Your instructions:
Filter out everything except lines holding "ассигнования".

Data section:
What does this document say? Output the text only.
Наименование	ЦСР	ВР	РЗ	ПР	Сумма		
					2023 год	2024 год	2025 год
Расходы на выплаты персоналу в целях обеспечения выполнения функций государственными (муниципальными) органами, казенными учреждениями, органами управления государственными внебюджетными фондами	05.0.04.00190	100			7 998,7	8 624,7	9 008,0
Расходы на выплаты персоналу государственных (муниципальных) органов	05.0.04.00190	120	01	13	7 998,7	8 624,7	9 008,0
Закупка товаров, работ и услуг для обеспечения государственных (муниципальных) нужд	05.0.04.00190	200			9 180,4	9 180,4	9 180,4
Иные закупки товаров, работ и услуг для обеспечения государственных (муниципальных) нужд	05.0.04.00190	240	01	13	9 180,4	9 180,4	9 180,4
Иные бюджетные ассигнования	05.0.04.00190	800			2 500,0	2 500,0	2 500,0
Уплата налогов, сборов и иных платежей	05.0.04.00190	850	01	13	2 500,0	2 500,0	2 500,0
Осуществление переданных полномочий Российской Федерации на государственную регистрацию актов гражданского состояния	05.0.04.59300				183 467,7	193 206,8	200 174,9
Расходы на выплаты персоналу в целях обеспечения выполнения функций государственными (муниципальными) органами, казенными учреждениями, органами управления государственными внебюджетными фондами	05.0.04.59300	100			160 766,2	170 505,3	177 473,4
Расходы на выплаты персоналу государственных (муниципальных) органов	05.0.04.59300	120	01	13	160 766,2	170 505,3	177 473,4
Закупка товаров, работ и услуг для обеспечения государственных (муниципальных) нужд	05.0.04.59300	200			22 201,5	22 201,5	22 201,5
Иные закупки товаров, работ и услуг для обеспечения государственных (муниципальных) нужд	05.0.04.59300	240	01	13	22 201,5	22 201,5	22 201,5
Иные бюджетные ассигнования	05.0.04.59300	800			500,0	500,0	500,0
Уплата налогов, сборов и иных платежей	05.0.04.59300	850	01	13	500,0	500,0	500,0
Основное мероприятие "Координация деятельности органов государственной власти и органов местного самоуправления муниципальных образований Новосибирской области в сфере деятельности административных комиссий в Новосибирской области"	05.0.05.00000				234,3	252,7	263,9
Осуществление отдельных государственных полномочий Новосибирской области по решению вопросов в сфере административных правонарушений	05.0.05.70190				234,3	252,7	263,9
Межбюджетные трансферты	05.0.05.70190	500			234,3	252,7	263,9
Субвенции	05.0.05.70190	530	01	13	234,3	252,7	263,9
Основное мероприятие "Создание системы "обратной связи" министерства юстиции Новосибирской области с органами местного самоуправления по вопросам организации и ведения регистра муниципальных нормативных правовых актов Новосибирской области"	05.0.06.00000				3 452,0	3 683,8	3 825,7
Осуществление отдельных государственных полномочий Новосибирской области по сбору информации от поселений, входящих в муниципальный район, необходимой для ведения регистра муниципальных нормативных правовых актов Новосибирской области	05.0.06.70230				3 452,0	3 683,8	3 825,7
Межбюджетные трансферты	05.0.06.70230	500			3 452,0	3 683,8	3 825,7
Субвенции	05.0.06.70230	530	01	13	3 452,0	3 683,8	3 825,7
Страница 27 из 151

Task output:
Иные бюджетные ассигнования	05.0.04.00190	800			2 500,0	2 500,0	2 500,0
Иные бюджетные ассигнования	05.0.04.59300	800			500,0	500,0	500,0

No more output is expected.